**Work to be completed**
Write out all of the entries exactly, please.

**Input material**
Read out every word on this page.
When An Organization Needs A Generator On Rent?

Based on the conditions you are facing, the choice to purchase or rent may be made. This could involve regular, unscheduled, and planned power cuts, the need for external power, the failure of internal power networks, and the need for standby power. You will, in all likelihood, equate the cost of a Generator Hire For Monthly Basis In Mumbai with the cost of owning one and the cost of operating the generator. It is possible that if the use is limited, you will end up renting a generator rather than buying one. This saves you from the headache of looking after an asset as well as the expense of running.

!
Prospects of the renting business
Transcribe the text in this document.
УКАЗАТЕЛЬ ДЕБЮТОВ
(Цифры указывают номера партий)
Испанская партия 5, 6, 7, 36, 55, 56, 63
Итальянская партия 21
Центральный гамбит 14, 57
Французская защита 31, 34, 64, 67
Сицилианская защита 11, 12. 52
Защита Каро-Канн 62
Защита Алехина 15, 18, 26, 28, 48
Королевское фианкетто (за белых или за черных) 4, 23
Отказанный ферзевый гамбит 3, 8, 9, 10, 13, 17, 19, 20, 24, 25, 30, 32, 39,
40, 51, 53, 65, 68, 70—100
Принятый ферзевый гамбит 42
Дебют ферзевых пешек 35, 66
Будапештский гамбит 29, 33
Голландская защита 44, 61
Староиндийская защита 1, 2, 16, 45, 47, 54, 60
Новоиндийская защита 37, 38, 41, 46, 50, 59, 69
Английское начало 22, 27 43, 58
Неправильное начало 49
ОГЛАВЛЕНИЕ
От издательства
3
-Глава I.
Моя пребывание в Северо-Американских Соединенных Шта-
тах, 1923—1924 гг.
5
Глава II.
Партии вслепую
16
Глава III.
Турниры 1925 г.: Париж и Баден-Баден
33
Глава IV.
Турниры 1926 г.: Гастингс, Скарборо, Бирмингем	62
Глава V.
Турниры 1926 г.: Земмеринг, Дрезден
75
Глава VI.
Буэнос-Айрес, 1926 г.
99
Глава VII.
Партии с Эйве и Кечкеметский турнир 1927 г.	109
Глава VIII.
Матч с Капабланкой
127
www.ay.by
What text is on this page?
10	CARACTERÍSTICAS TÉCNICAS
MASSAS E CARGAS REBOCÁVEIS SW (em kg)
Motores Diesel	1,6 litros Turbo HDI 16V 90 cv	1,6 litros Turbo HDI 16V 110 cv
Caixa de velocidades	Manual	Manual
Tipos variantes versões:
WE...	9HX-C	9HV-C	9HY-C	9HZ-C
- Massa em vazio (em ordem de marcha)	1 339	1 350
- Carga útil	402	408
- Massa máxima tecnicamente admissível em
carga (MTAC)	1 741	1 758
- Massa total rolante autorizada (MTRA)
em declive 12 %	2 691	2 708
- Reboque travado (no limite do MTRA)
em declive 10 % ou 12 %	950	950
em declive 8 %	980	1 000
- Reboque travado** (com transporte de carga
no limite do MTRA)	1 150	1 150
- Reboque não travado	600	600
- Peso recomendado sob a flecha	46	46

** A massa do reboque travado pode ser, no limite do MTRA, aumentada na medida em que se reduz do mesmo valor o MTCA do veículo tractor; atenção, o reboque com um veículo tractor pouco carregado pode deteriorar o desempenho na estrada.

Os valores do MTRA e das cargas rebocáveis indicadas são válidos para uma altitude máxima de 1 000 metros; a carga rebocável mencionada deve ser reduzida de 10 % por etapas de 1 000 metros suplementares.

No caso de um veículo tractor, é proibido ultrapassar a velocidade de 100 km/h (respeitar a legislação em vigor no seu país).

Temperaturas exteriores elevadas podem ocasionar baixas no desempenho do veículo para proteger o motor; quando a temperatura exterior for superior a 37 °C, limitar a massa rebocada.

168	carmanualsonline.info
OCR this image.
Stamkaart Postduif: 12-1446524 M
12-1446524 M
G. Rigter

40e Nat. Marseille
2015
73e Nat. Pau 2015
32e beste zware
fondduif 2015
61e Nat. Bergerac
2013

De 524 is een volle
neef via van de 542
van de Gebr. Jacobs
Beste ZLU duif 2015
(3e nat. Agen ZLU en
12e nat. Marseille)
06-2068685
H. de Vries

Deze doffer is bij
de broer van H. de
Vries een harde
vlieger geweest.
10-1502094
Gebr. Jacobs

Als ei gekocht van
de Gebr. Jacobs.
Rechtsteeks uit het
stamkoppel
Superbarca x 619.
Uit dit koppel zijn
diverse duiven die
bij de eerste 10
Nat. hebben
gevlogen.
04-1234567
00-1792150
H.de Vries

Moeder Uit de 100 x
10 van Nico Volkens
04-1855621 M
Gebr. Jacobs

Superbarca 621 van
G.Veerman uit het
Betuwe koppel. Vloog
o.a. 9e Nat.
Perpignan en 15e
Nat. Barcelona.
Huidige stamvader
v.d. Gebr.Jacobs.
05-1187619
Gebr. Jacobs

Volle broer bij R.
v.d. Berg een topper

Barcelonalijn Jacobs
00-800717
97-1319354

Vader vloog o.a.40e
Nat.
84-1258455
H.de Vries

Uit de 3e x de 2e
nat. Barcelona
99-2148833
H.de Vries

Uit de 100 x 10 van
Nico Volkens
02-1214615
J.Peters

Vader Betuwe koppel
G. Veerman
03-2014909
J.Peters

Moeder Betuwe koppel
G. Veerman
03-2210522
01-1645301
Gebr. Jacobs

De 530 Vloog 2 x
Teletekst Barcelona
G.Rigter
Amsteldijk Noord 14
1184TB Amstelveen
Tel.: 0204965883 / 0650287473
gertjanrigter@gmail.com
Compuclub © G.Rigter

**Output of the task**
Read out every word on this page.
When An Organization Needs A Generator On Rent?

Based on the conditions you are facing, the choice to purchase or rent may be made. This could involve regular, unscheduled, and planned power cuts, the need for external power, the failure of internal power networks, and the need for standby power. You will, in all likelihood, equate the cost of a Generator Hire For Monthly Basis In Mumbai with the cost of owning one and the cost of operating the generator. It is possible that if the use is limited, you will end up renting a generator rather than buying one. This saves you from the headache of looking after an asset as well as the expense of running.

!
Prospects of the renting business
Transcribe the text in this document.
УКАЗАТЕЛЬ ДЕБЮТОВ
(Цифры указывают номера партий)
Испанская партия 5, 6, 7, 36, 55, 56, 63
Итальянская партия 21
Центральный гамбит 14, 57
Французская защита 31, 34, 64, 67
Сицилианская защита 11, 12. 52
Защита Каро-Канн 62
Защита Алехина 15, 18, 26, 28, 48
Королевское фианкетто (за белых или за черных) 4, 23
Отказанный ферзевый гамбит 3, 8, 9, 10, 13, 17, 19, 20, 24, 25, 30, 32, 39,
40, 51, 53, 65, 68, 70—100
Принятый ферзевый гамбит 42
Дебют ферзевых пешек 35, 66
Будапештский гамбит 29, 33
Голландская защита 44, 61
Староиндийская защита 1, 2, 16, 45, 47, 54, 60
Новоиндийская защита 37, 38, 41, 46, 50, 59, 69
Английское начало 22, 27 43, 58
Неправильное начало 49
ОГЛАВЛЕНИЕ
От издательства
3
-Глава I.
Моя пребывание в Северо-Американских Соединенных Шта-
тах, 1923—1924 гг.
5
Глава II.
Партии вслепую
16
Глава III.
Турниры 1925 г.: Париж и Баден-Баден
33
Глава IV.
Турниры 1926 г.: Гастингс, Скарборо, Бирмингем	62
Глава V.
Турниры 1926 г.: Земмеринг, Дрезден
75
Глава VI.
Буэнос-Айрес, 1926 г.
99
Глава VII.
Партии с Эйве и Кечкеметский турнир 1927 г.	109
Глава VIII.
Матч с Капабланкой
127
www.ay.by
What text is on this page?
10	CARACTERÍSTICAS TÉCNICAS
MASSAS E CARGAS REBOCÁVEIS SW (em kg)
Motores Diesel	1,6 litros Turbo HDI 16V 90 cv	1,6 litros Turbo HDI 16V 110 cv
Caixa de velocidades	Manual	Manual
Tipos variantes versões:
WE...	9HX-C	9HV-C	9HY-C	9HZ-C
- Massa em vazio (em ordem de marcha)	1 339	1 350
- Carga útil	402	408
- Massa máxima tecnicamente admissível em
carga (MTAC)	1 741	1 758
- Massa total rolante autorizada (MTRA)
em declive 12 %	2 691	2 708
- Reboque travado (no limite do MTRA)
em declive 10 % ou 12 %	950	950
em declive 8 %	980	1 000
- Reboque travado** (com transporte de carga
no limite do MTRA)	1 150	1 150
- Reboque não travado	600	600
- Peso recomendado sob a flecha	46	46

** A massa do reboque travado pode ser, no limite do MTRA, aumentada na medida em que se reduz do mesmo valor o MTCA do veículo tractor; atenção, o reboque com um veículo tractor pouco carregado pode deteriorar o desempenho na estrada.

Os valores do MTRA e das cargas rebocáveis indicadas são válidos para uma altitude máxima de 1 000 metros; a carga rebocável mencionada deve ser reduzida de 10 % por etapas de 1 000 metros suplementares.

No caso de um veículo tractor, é proibido ultrapassar a velocidade de 100 km/h (respeitar a legislação em vigor no seu país).

Temperaturas exteriores elevadas podem ocasionar baixas no desempenho do veículo para proteger o motor; quando a temperatura exterior for superior a 37 °C, limitar a massa rebocada.

168	carmanualsonline.info
OCR this image.
Stamkaart Postduif: 12-1446524 M
12-1446524 M
G. Rigter

40e Nat. Marseille
2015
73e Nat. Pau 2015
32e beste zware
fondduif 2015
61e Nat. Bergerac
2013

De 524 is een volle
neef via van de 542
van de Gebr. Jacobs
Beste ZLU duif 2015
(3e nat. Agen ZLU en
12e nat. Marseille)
06-2068685
H. de Vries

Deze doffer is bij
de broer van H. de
Vries een harde
vlieger geweest.
10-1502094
Gebr. Jacobs

Als ei gekocht van
de Gebr. Jacobs.
Rechtsteeks uit het
stamkoppel
Superbarca x 619.
Uit dit koppel zijn
diverse duiven die
bij de eerste 10
Nat. hebben
gevlogen.
04-1234567
00-1792150
H.de Vries

Moeder Uit de 100 x
10 van Nico Volkens
04-1855621 M
Gebr. Jacobs

Superbarca 621 van
G.Veerman uit het
Betuwe koppel. Vloog
o.a. 9e Nat.
Perpignan en 15e
Nat. Barcelona.
Huidige stamvader
v.d. Gebr.Jacobs.
05-1187619
Gebr. Jacobs

Volle broer bij R.
v.d. Berg een topper

Barcelonalijn Jacobs
00-800717
97-1319354

Vader vloog o.a.40e
Nat.
84-1258455
H.de Vries

Uit de 3e x de 2e
nat. Barcelona
99-2148833
H.de Vries

Uit de 100 x 10 van
Nico Volkens
02-1214615
J.Peters

Vader Betuwe koppel
G. Veerman
03-2014909
J.Peters

Moeder Betuwe koppel
G. Veerman
03-2210522
01-1645301
Gebr. Jacobs

De 530 Vloog 2 x
Teletekst Barcelona
G.Rigter
Amsteldijk Noord 14
1184TB Amstelveen
Tel.: 0204965883 / 0650287473
gertjanrigter@gmail.com
Compuclub © G.Rigter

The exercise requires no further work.